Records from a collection
☆ ☆ ☆ ☆ ☆
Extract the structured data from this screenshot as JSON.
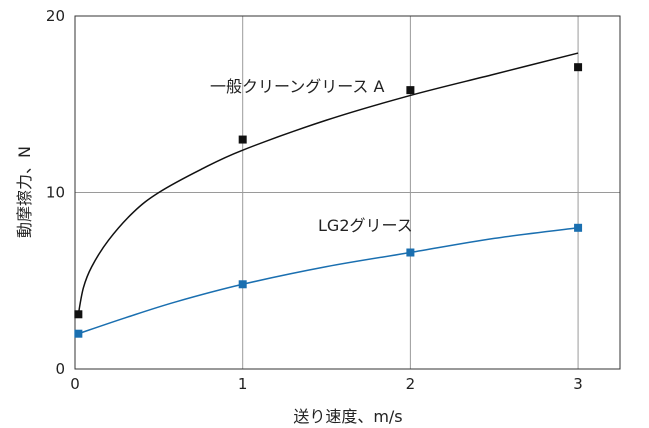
{
  "chart_data": {
    "type": "line",
    "xlabel": "送り速度、m/s",
    "ylabel": "動摩擦力、N",
    "xlim": [
      0,
      3.25
    ],
    "ylim": [
      0,
      20
    ],
    "x_ticks": [
      "0",
      "1",
      "2",
      "3"
    ],
    "y_ticks": [
      "0",
      "10",
      "20"
    ],
    "grid": true,
    "series": [
      {
        "name": "一般クリーングリース A",
        "color": "#111111",
        "marker": "square",
        "points": [
          {
            "x": 0.02,
            "y": 3.1
          },
          {
            "x": 1,
            "y": 13.0
          },
          {
            "x": 2,
            "y": 15.8
          },
          {
            "x": 3,
            "y": 17.1
          }
        ],
        "fit": [
          {
            "x": 0.02,
            "y": 3.1
          },
          {
            "x": 0.05,
            "y": 4.6
          },
          {
            "x": 0.1,
            "y": 5.8
          },
          {
            "x": 0.2,
            "y": 7.3
          },
          {
            "x": 0.35,
            "y": 8.9
          },
          {
            "x": 0.5,
            "y": 10.0
          },
          {
            "x": 0.75,
            "y": 11.3
          },
          {
            "x": 1.0,
            "y": 12.4
          },
          {
            "x": 1.5,
            "y": 14.1
          },
          {
            "x": 2.0,
            "y": 15.5
          },
          {
            "x": 2.5,
            "y": 16.7
          },
          {
            "x": 3.0,
            "y": 17.9
          }
        ]
      },
      {
        "name": "LG2グリース",
        "color": "#1a6fb0",
        "marker": "square",
        "points": [
          {
            "x": 0.02,
            "y": 2.0
          },
          {
            "x": 1,
            "y": 4.8
          },
          {
            "x": 2,
            "y": 6.6
          },
          {
            "x": 3,
            "y": 8.0
          }
        ],
        "fit": [
          {
            "x": 0.02,
            "y": 2.0
          },
          {
            "x": 0.3,
            "y": 2.9
          },
          {
            "x": 0.6,
            "y": 3.8
          },
          {
            "x": 1.0,
            "y": 4.8
          },
          {
            "x": 1.5,
            "y": 5.8
          },
          {
            "x": 2.0,
            "y": 6.6
          },
          {
            "x": 2.5,
            "y": 7.4
          },
          {
            "x": 3.0,
            "y": 8.0
          }
        ]
      }
    ]
  }
}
☆ ☆ ☆ ☆ ☆
### THE PROBLEM
Quote the listing above in full, except for the pictures.

### RESPONSE FOR THIS EXERCISE
Extract the structured data from this screenshot as JSON.
{
  "chart_data": {
    "type": "line",
    "xlabel": "送り速度、m/s",
    "ylabel": "動摩擦力、N",
    "xlim": [
      0,
      3.25
    ],
    "ylim": [
      0,
      20
    ],
    "x_ticks": [
      "0",
      "1",
      "2",
      "3"
    ],
    "y_ticks": [
      "0",
      "10",
      "20"
    ],
    "grid": true,
    "series": [
      {
        "name": "一般クリーングリース A",
        "color": "#111111",
        "marker": "square",
        "points": [
          {
            "x": 0.02,
            "y": 3.1
          },
          {
            "x": 1,
            "y": 13.0
          },
          {
            "x": 2,
            "y": 15.8
          },
          {
            "x": 3,
            "y": 17.1
          }
        ],
        "fit": [
          {
            "x": 0.02,
            "y": 3.1
          },
          {
            "x": 0.05,
            "y": 4.6
          },
          {
            "x": 0.1,
            "y": 5.8
          },
          {
            "x": 0.2,
            "y": 7.3
          },
          {
            "x": 0.35,
            "y": 8.9
          },
          {
            "x": 0.5,
            "y": 10.0
          },
          {
            "x": 0.75,
            "y": 11.3
          },
          {
            "x": 1.0,
            "y": 12.4
          },
          {
            "x": 1.5,
            "y": 14.1
          },
          {
            "x": 2.0,
            "y": 15.5
          },
          {
            "x": 2.5,
            "y": 16.7
          },
          {
            "x": 3.0,
            "y": 17.9
          }
        ]
      },
      {
        "name": "LG2グリース",
        "color": "#1a6fb0",
        "marker": "square",
        "points": [
          {
            "x": 0.02,
            "y": 2.0
          },
          {
            "x": 1,
            "y": 4.8
          },
          {
            "x": 2,
            "y": 6.6
          },
          {
            "x": 3,
            "y": 8.0
          }
        ],
        "fit": [
          {
            "x": 0.02,
            "y": 2.0
          },
          {
            "x": 0.3,
            "y": 2.9
          },
          {
            "x": 0.6,
            "y": 3.8
          },
          {
            "x": 1.0,
            "y": 4.8
          },
          {
            "x": 1.5,
            "y": 5.8
          },
          {
            "x": 2.0,
            "y": 6.6
          },
          {
            "x": 2.5,
            "y": 7.4
          },
          {
            "x": 3.0,
            "y": 8.0
          }
        ]
      }
    ]
  }
}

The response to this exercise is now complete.